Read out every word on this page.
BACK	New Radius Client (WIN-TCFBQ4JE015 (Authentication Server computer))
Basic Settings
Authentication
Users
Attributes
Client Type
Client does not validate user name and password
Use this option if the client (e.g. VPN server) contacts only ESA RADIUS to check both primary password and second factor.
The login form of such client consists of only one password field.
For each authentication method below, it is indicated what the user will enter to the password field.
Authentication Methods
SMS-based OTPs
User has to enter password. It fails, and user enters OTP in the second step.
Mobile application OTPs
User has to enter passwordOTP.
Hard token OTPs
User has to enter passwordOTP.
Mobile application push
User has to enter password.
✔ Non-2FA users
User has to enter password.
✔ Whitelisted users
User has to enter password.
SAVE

- - - -

**Your goal**
Set down the material above again, word for word.

**Response**
Read out every word on this page.
BACK	New Radius Client (WIN-TCFBQ4JE015 (Authentication Server computer))
Basic Settings
Authentication
Users
Attributes
Client Type
Client does not validate user name and password
Use this option if the client (e.g. VPN server) contacts only ESA RADIUS to check both primary password and second factor.
The login form of such client consists of only one password field.
For each authentication method below, it is indicated what the user will enter to the password field.
Authentication Methods
SMS-based OTPs
User has to enter password. It fails, and user enters OTP in the second step.
Mobile application OTPs
User has to enter passwordOTP.
Hard token OTPs
User has to enter passwordOTP.
Mobile application push
User has to enter password.
✔ Non-2FA users
User has to enter password.
✔ Whitelisted users
User has to enter password.
SAVE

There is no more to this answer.